What to produce. The listing below must be repeated word for word, with its images excluded.

Extracted data.
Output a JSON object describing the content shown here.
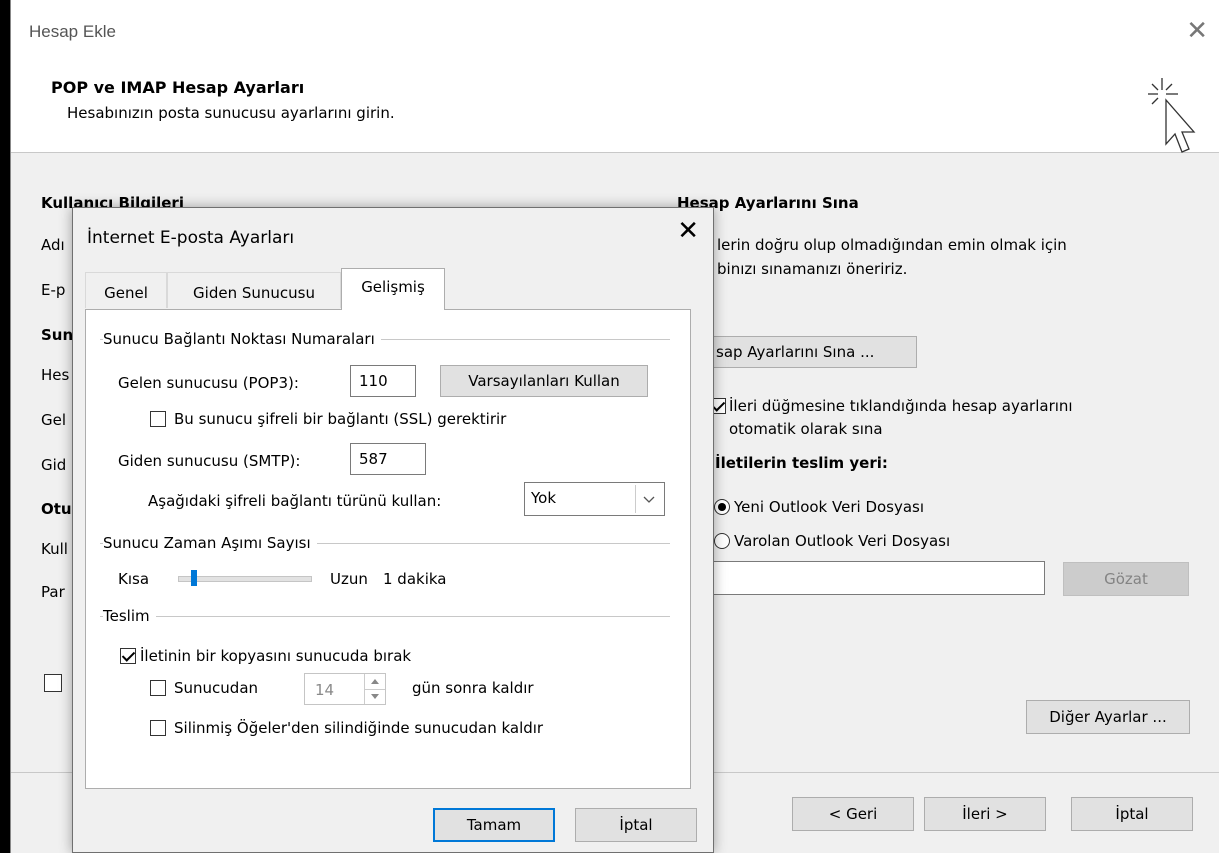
{
  "outer": {
    "title": "Hesap Ekle",
    "header_title": "POP ve IMAP Hesap Ayarları",
    "header_subtitle": "Hesabınızın posta sunucusu ayarlarını girin.",
    "left": {
      "section_user": "Kullanıcı Bilgileri",
      "row_name": "Adı",
      "row_email": "E-p",
      "section_server": "Sun",
      "row_account_type": "Hes",
      "row_incoming": "Gel",
      "row_outgoing": "Gid",
      "section_logon": "Otu",
      "row_user": "Kull",
      "row_password": "Par"
    },
    "right": {
      "section_test": "Hesap Ayarlarını Sına",
      "test_desc_1": "lerin doğru olup olmadığından emin olmak için",
      "test_desc_2": "binızı sınamanızı öneririz.",
      "test_button": "sap Ayarlarını Sına ...",
      "auto_test_1": "İleri düğmesine tıklandığında hesap ayarlarını",
      "auto_test_2": "otomatik olarak sına",
      "deliver_heading": "İletilerin teslim yeri:",
      "radio_new": "Yeni Outlook Veri Dosyası",
      "radio_existing": "Varolan Outlook Veri Dosyası",
      "browse_button": "Gözat",
      "more_settings_button": "Diğer Ayarlar ..."
    },
    "footer": {
      "back": "< Geri",
      "next": "İleri >",
      "cancel": "İptal"
    }
  },
  "dialog": {
    "title": "İnternet E-posta Ayarları",
    "tabs": [
      "Genel",
      "Giden Sunucusu",
      "Gelişmiş"
    ],
    "ports_group": "Sunucu Bağlantı Noktası Numaraları",
    "incoming_label": "Gelen sunucusu (POP3):",
    "incoming_value": "110",
    "use_defaults": "Varsayılanları Kullan",
    "ssl_label": "Bu sunucu şifreli bir bağlantı (SSL) gerektirir",
    "outgoing_label": "Giden sunucusu (SMTP):",
    "outgoing_value": "587",
    "encryption_label": "Aşağıdaki şifreli bağlantı türünü kullan:",
    "encryption_value": "Yok",
    "timeout_group": "Sunucu Zaman Aşımı Sayısı",
    "timeout_short": "Kısa",
    "timeout_long": "Uzun",
    "timeout_value": "1 dakika",
    "timeout_level": 0.1,
    "delivery_group": "Teslim",
    "leave_copy": "İletinin bir kopyasını sunucuda bırak",
    "remove_after": "Sunucudan",
    "remove_days": "14",
    "remove_after_suffix": "gün sonra kaldır",
    "remove_deleted": "Silinmiş Öğeler'den silindiğinde sunucudan kaldır",
    "ok": "Tamam",
    "cancel": "İptal"
  }
}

Solved exercise.
Output a JSON object describing the content shown here.
{
  "outer": {
    "title": "Hesap Ekle",
    "header_title": "POP ve IMAP Hesap Ayarları",
    "header_subtitle": "Hesabınızın posta sunucusu ayarlarını girin.",
    "left": {
      "section_user": "Kullanıcı Bilgileri",
      "row_name": "Adı",
      "row_email": "E-p",
      "section_server": "Sun",
      "row_account_type": "Hes",
      "row_incoming": "Gel",
      "row_outgoing": "Gid",
      "section_logon": "Otu",
      "row_user": "Kull",
      "row_password": "Par"
    },
    "right": {
      "section_test": "Hesap Ayarlarını Sına",
      "test_desc_1": "lerin doğru olup olmadığından emin olmak için",
      "test_desc_2": "binızı sınamanızı öneririz.",
      "test_button": "sap Ayarlarını Sına ...",
      "auto_test_1": "İleri düğmesine tıklandığında hesap ayarlarını",
      "auto_test_2": "otomatik olarak sına",
      "deliver_heading": "İletilerin teslim yeri:",
      "radio_new": "Yeni Outlook Veri Dosyası",
      "radio_existing": "Varolan Outlook Veri Dosyası",
      "browse_button": "Gözat",
      "more_settings_button": "Diğer Ayarlar ..."
    },
    "footer": {
      "back": "< Geri",
      "next": "İleri >",
      "cancel": "İptal"
    }
  },
  "dialog": {
    "title": "İnternet E-posta Ayarları",
    "tabs": [
      "Genel",
      "Giden Sunucusu",
      "Gelişmiş"
    ],
    "ports_group": "Sunucu Bağlantı Noktası Numaraları",
    "incoming_label": "Gelen sunucusu (POP3):",
    "incoming_value": "110",
    "use_defaults": "Varsayılanları Kullan",
    "ssl_label": "Bu sunucu şifreli bir bağlantı (SSL) gerektirir",
    "outgoing_label": "Giden sunucusu (SMTP):",
    "outgoing_value": "587",
    "encryption_label": "Aşağıdaki şifreli bağlantı türünü kullan:",
    "encryption_value": "Yok",
    "timeout_group": "Sunucu Zaman Aşımı Sayısı",
    "timeout_short": "Kısa",
    "timeout_long": "Uzun",
    "timeout_value": "1 dakika",
    "timeout_level": 0.1,
    "delivery_group": "Teslim",
    "leave_copy": "İletinin bir kopyasını sunucuda bırak",
    "remove_after": "Sunucudan",
    "remove_days": "14",
    "remove_after_suffix": "gün sonra kaldır",
    "remove_deleted": "Silinmiş Öğeler'den silindiğinde sunucudan kaldır",
    "ok": "Tamam",
    "cancel": "İptal"
  }
}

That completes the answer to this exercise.